## TASK DESCRIPTION:
Locate the lines where "исполнительной" occurs and copy them as they stand.

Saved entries
------------------------------------

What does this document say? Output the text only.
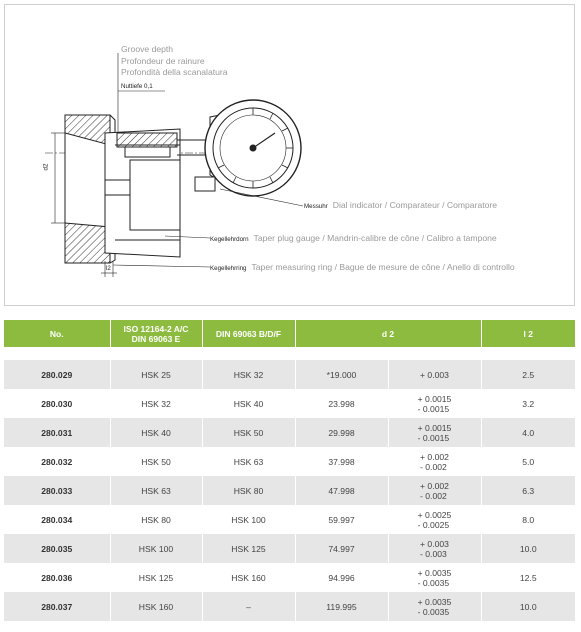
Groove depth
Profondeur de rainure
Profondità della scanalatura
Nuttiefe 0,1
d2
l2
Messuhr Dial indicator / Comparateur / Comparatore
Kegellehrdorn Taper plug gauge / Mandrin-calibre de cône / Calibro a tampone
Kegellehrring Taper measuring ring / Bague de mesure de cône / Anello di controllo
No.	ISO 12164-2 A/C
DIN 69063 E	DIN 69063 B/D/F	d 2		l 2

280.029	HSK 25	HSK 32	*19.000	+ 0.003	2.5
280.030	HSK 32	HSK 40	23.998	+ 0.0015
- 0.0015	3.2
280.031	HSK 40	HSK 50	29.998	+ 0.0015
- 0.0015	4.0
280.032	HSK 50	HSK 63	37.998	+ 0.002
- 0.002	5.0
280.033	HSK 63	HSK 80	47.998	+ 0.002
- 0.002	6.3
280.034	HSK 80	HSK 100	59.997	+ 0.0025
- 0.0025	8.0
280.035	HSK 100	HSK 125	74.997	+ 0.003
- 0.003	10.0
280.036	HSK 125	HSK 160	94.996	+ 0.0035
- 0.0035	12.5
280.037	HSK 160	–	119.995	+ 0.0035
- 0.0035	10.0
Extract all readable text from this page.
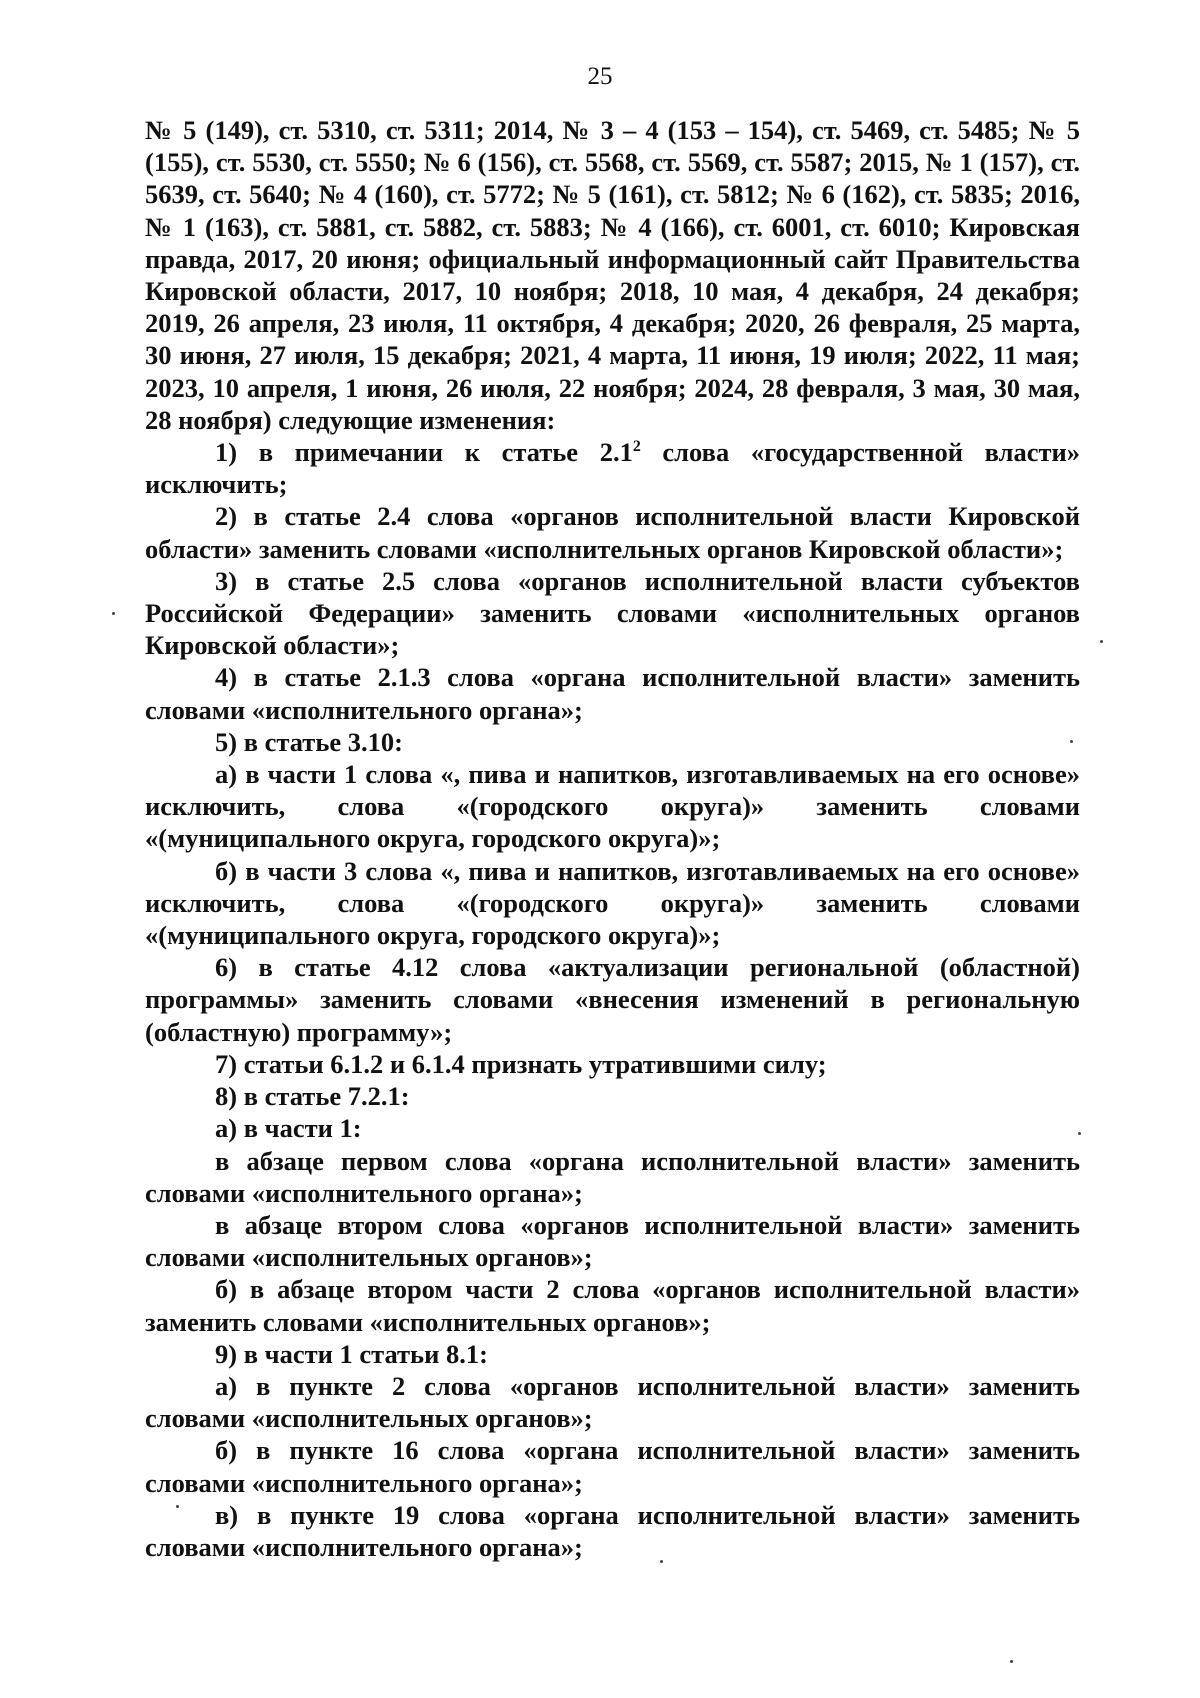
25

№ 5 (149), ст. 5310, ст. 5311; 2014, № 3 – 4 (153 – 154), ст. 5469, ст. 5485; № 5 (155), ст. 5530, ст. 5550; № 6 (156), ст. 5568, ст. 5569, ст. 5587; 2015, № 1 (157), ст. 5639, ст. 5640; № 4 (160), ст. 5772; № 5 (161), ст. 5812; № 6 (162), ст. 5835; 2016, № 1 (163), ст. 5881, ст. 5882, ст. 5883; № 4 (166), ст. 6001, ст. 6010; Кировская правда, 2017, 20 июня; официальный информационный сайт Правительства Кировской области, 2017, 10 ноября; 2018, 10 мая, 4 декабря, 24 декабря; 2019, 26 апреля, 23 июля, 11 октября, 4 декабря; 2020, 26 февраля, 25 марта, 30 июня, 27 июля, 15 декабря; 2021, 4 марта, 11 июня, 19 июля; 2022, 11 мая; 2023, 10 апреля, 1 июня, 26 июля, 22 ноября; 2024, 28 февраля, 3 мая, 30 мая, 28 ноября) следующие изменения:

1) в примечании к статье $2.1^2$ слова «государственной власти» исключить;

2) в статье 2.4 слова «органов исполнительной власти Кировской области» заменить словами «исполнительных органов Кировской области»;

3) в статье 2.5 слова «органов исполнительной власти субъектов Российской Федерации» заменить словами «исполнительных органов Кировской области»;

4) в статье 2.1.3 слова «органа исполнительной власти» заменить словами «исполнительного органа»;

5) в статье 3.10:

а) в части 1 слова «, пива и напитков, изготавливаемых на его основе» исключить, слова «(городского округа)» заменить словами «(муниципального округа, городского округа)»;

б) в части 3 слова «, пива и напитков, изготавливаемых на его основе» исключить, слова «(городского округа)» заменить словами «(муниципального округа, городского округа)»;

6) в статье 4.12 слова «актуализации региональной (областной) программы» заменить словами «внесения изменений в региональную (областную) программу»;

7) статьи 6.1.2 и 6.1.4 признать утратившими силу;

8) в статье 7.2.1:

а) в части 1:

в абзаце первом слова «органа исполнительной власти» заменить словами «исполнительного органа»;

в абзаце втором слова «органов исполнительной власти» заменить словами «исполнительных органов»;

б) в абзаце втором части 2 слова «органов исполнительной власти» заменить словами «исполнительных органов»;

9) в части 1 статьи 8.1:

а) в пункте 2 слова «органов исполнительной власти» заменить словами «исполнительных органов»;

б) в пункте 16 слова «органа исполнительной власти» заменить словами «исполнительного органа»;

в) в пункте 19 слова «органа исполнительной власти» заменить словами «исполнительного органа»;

------------------------------------

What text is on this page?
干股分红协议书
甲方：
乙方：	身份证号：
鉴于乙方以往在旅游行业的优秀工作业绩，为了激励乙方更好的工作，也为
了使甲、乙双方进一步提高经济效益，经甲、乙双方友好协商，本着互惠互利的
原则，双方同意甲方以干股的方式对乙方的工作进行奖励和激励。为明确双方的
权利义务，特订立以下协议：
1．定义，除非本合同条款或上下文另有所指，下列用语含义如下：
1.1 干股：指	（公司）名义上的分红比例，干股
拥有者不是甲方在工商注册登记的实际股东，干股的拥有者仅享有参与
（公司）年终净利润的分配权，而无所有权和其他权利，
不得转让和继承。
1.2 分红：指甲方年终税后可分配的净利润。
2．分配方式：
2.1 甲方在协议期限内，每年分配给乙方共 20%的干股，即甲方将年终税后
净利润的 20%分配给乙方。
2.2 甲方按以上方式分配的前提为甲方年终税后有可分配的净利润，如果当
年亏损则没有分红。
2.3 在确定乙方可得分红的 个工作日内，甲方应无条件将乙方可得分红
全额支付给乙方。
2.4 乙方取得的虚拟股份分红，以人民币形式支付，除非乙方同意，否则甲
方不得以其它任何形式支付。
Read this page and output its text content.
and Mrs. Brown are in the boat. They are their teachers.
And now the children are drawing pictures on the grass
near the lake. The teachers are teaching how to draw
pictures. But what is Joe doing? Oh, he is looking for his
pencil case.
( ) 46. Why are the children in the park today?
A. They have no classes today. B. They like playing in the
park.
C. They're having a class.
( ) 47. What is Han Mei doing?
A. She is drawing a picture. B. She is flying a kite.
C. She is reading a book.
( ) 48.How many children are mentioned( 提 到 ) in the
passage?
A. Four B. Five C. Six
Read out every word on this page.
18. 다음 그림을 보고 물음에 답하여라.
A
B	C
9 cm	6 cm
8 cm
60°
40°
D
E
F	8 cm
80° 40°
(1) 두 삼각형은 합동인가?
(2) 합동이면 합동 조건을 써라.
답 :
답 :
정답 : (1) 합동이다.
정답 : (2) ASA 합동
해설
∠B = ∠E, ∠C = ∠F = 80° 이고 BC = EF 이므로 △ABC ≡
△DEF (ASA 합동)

------------------------------------

## REPLY TO THE TASK:
2) в статье 2.4 слова «органов исполнительной власти Кировской области» заменить словами «исполнительных органов Кировской области»;
3) в статье 2.5 слова «органов исполнительной власти субъектов Российской Федерации» заменить словами «исполнительных органов Кировской области»;
4) в статье 2.1.3 слова «органа исполнительной власти» заменить словами «исполнительного органа»;
в абзаце первом слова «органа исполнительной власти» заменить словами «исполнительного органа»;
в абзаце втором слова «органов исполнительной власти» заменить словами «исполнительных органов»;
б) в абзаце втором части 2 слова «органов исполнительной власти» заменить словами «исполнительных органов»;
а) в пункте 2 слова «органов исполнительной власти» заменить словами «исполнительных органов»;
б) в пункте 16 слова «органа исполнительной власти» заменить словами «исполнительного органа»;
в) в пункте 19 слова «органа исполнительной власти» заменить словами «исполнительного органа»;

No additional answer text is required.